• Exercise brief
Entries follow. Set all of them down as they stand.

• Records for the task
+ + + + + + +

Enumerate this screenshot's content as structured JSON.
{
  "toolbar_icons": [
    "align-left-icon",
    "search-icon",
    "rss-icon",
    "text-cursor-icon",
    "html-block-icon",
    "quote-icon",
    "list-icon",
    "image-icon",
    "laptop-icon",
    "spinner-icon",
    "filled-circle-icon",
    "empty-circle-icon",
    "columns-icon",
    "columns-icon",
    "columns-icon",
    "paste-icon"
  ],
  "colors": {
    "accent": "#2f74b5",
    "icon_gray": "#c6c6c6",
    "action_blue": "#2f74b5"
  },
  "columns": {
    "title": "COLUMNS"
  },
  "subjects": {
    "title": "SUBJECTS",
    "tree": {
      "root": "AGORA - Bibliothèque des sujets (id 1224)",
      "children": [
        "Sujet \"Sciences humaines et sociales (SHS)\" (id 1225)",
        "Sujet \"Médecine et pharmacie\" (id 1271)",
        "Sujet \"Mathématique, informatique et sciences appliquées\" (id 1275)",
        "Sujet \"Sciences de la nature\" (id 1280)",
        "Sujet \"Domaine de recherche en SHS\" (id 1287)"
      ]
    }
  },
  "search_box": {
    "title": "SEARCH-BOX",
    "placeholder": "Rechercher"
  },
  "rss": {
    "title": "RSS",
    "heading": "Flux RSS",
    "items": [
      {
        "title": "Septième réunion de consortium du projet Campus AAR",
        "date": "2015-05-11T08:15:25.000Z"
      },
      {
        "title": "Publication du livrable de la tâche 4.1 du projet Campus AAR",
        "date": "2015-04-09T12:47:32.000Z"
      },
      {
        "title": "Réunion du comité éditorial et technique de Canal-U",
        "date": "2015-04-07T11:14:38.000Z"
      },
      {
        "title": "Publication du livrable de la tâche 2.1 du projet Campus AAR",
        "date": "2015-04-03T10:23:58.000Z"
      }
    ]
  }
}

+ + + + + + +

• Final answer
Enumerate this screenshot's content as structured JSON.
{
  "toolbar_icons": [
    "align-left-icon",
    "search-icon",
    "rss-icon",
    "text-cursor-icon",
    "html-block-icon",
    "quote-icon",
    "list-icon",
    "image-icon",
    "laptop-icon",
    "spinner-icon",
    "filled-circle-icon",
    "empty-circle-icon",
    "columns-icon",
    "columns-icon",
    "columns-icon",
    "paste-icon"
  ],
  "colors": {
    "accent": "#2f74b5",
    "icon_gray": "#c6c6c6",
    "action_blue": "#2f74b5"
  },
  "columns": {
    "title": "COLUMNS"
  },
  "subjects": {
    "title": "SUBJECTS",
    "tree": {
      "root": "AGORA - Bibliothèque des sujets (id 1224)",
      "children": [
        "Sujet \"Sciences humaines et sociales (SHS)\" (id 1225)",
        "Sujet \"Médecine et pharmacie\" (id 1271)",
        "Sujet \"Mathématique, informatique et sciences appliquées\" (id 1275)",
        "Sujet \"Sciences de la nature\" (id 1280)",
        "Sujet \"Domaine de recherche en SHS\" (id 1287)"
      ]
    }
  },
  "search_box": {
    "title": "SEARCH-BOX",
    "placeholder": "Rechercher"
  },
  "rss": {
    "title": "RSS",
    "heading": "Flux RSS",
    "items": [
      {
        "title": "Septième réunion de consortium du projet Campus AAR",
        "date": "2015-05-11T08:15:25.000Z"
      },
      {
        "title": "Publication du livrable de la tâche 4.1 du projet Campus AAR",
        "date": "2015-04-09T12:47:32.000Z"
      },
      {
        "title": "Réunion du comité éditorial et technique de Canal-U",
        "date": "2015-04-07T11:14:38.000Z"
      },
      {
        "title": "Publication du livrable de la tâche 2.1 du projet Campus AAR",
        "date": "2015-04-03T10:23:58.000Z"
      }
    ]
  }
}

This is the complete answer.